### Texto del ejercicio:
PuroMarketing

Los consumidores varían según su preocupación por el coronavirus  y su realidad económica: a partir de ahí, cambia lo que esperan de las marcas

Que 2020 ha sido un año diferente a todo lo esperado y sobre el que pocos - o quizás directamente nadie - ha podido hacer previsiones claras y análisis de lo que iba a ocurrir y cómo salir de ello está, a estas alturas, bastante claro. La crisis sanitaria del coronavirus y los efectos que ha tenido en la sociedad, la economía o el consumo lo han cambiado todo por completo y han obligado a las marcas y a las empresas a replantearse qué hacen y cómo para lograr sobrevivir a esta situación.

Las cosas son ahora diferentes a marzo y el paso de los meses y la experiencia han ayudado a comprender mejor qué suponen los cambios. La llamada nueva normalidad ha creado un nuevo contexto y la resaca de los meses más duros del confinamiento a nivel global ha modificado cómo se sienten los ciudadanos y cómo ha cambiado su relación con las marcas.

Quizás, se podría decir que lo que sabíamos de los consumidores en enero ya no es exactamente válido para comprender qué hacen y cómo son en septiembre.

En el mundo post coronavirus, los consumidores y su relación con las marcas han mutado, como ha demostrado un estudio de Ipsos que, partiendo de una muestra de consumidores estadounidense, ha perfilado los cinco tipos de consumidores que hay ahora mismo en el mercado.

Lo que los diferencia es su grado de preocupación por la crisis sanitaria (la lista que sigue va de menos a más preocupación) pero también la situación económica en la que lo afrontan. Partiendo de eso, lo que esperan de las marcas y de las compañías también varía.

### Enunciado 1:
Según el texto sobre los consumidores y el coronavirus, ¿por qué las marcas y las empresas han tenido que replantearse qué hacen y cómo lo hacen? Responda en un máximo de tres oraciones.
### Enunciado 2:
Reproduzca el fragmento del texto sobre los consumidores y el coronavirus que empieza en las palabras "Quizás, se podría" y termina tras "en el mercado.", intercambiando "mutado" por "cambiado".
Los registros no guardan relación alguna con el texto.

### Datos proporcionados:
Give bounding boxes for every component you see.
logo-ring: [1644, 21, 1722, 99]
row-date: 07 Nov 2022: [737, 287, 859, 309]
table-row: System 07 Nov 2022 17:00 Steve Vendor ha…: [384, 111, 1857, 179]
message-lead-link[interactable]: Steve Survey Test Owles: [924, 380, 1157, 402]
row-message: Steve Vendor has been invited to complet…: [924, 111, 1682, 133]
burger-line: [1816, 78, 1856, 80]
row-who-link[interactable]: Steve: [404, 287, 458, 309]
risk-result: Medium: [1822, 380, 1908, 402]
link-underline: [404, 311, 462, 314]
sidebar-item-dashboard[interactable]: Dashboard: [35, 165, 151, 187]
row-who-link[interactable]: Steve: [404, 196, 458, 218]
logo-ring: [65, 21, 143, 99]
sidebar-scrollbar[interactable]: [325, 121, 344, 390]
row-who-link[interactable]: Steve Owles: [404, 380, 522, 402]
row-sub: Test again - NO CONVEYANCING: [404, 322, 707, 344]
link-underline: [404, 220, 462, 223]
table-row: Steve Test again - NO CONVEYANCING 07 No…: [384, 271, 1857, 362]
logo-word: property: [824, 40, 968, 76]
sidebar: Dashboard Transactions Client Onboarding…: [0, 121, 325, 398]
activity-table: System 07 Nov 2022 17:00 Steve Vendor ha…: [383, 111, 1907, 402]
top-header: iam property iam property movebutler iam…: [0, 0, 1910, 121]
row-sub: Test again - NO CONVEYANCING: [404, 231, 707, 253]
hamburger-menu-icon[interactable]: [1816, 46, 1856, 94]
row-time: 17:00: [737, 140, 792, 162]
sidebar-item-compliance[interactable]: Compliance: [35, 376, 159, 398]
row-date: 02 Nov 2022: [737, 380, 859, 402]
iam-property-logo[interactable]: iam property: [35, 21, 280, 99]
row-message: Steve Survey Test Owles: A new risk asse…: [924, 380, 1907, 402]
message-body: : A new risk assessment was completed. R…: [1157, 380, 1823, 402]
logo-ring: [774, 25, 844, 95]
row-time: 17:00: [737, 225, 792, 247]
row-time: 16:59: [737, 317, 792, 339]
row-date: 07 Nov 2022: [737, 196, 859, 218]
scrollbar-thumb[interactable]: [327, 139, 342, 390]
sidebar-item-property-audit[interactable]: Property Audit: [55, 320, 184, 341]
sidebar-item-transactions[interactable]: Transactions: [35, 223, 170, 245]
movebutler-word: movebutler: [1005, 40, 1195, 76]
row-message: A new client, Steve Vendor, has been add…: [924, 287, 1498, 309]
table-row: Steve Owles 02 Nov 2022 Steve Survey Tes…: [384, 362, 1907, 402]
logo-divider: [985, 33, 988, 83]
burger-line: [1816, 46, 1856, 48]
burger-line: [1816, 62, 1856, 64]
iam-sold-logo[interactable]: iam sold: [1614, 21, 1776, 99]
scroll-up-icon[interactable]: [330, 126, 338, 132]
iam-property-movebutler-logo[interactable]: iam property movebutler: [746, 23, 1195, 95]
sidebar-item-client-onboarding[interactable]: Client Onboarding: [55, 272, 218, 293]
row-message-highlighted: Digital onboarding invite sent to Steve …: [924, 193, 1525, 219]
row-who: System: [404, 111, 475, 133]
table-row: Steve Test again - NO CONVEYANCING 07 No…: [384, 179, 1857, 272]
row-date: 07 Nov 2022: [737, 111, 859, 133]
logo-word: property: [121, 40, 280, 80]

### Respuesta 1:
Porque la crisis sanitaria del coronavirus y sus efectos en la sociedad, la economía y el consumo lo han cambiado todo por completo. Por ello, han debido replantearse su actividad para lograr sobrevivir a esta situación.

### Respuesta 2:
Quizás, se podría decir que lo que sabíamos de los consumidores en enero ya no es exactamente válido para comprender qué hacen y cómo son en septiembre.

En el mundo post coronavirus, los consumidores y su relación con las marcas han cambiado, como ha demostrado un estudio de Ipsos que, partiendo de una muestra de consumidores estadounidense, ha perfilado los cinco tipos de consumidores que hay ahora mismo en el mercado.